» **DO THIS**
Draw out every line with the word "Организация" from the listing below.

» **RECORDS SUPPLIED**

• • • • •

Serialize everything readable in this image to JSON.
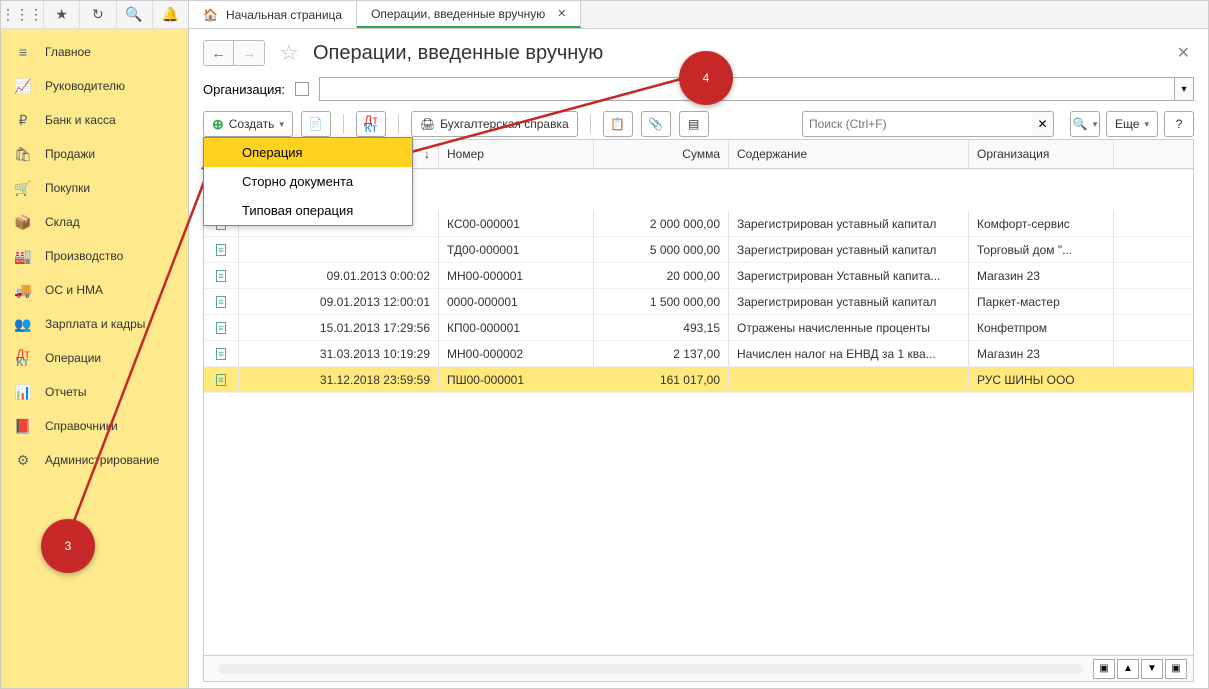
{
  "tabs": {
    "home": "Начальная страница",
    "active": "Операции, введенные вручную"
  },
  "pageTitle": "Операции, введенные вручную",
  "orgLabel": "Организация:",
  "toolbar": {
    "create": "Создать",
    "ref": "Бухгалтерская справка",
    "searchPlaceholder": "Поиск (Ctrl+F)",
    "more": "Еще"
  },
  "dropdown": {
    "i0": "Операция",
    "i1": "Сторно документа",
    "i2": "Типовая операция"
  },
  "headers": {
    "date": "↓",
    "num": "Номер",
    "sum": "Сумма",
    "desc": "Содержание",
    "org": "Организация"
  },
  "rows": [
    {
      "date": "",
      "num": "КС00-000001",
      "sum": "2 000 000,00",
      "desc": "Зарегистрирован уставный капитал",
      "org": "Комфорт-сервис"
    },
    {
      "date": "",
      "num": "ТД00-000001",
      "sum": "5 000 000,00",
      "desc": "Зарегистрирован уставный капитал",
      "org": "Торговый дом \"..."
    },
    {
      "date": "09.01.2013 0:00:02",
      "num": "МН00-000001",
      "sum": "20 000,00",
      "desc": "Зарегистрирован Уставный капита...",
      "org": "Магазин 23"
    },
    {
      "date": "09.01.2013 12:00:01",
      "num": "0000-000001",
      "sum": "1 500 000,00",
      "desc": "Зарегистрирован уставный капитал",
      "org": "Паркет-мастер"
    },
    {
      "date": "15.01.2013 17:29:56",
      "num": "КП00-000001",
      "sum": "493,15",
      "desc": "Отражены начисленные проценты",
      "org": "Конфетпром"
    },
    {
      "date": "31.03.2013 10:19:29",
      "num": "МН00-000002",
      "sum": "2 137,00",
      "desc": "Начислен налог на ЕНВД за 1 ква...",
      "org": "Магазин 23"
    },
    {
      "date": "31.12.2018 23:59:59",
      "num": "ПШ00-000001",
      "sum": "161 017,00",
      "desc": "",
      "org": "РУС ШИНЫ ООО"
    }
  ],
  "nav": {
    "n0": "Главное",
    "n1": "Руководителю",
    "n2": "Банк и касса",
    "n3": "Продажи",
    "n4": "Покупки",
    "n5": "Склад",
    "n6": "Производство",
    "n7": "ОС и НМА",
    "n8": "Зарплата и кадры",
    "n9": "Операции",
    "n10": "Отчеты",
    "n11": "Справочники",
    "n12": "Администрирование"
  },
  "callouts": {
    "b3": "3",
    "b4": "4"
  }
}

• • • • •

» **FULL ANSWER**
  "orgLabel": "Организация:",
    "org": "Организация"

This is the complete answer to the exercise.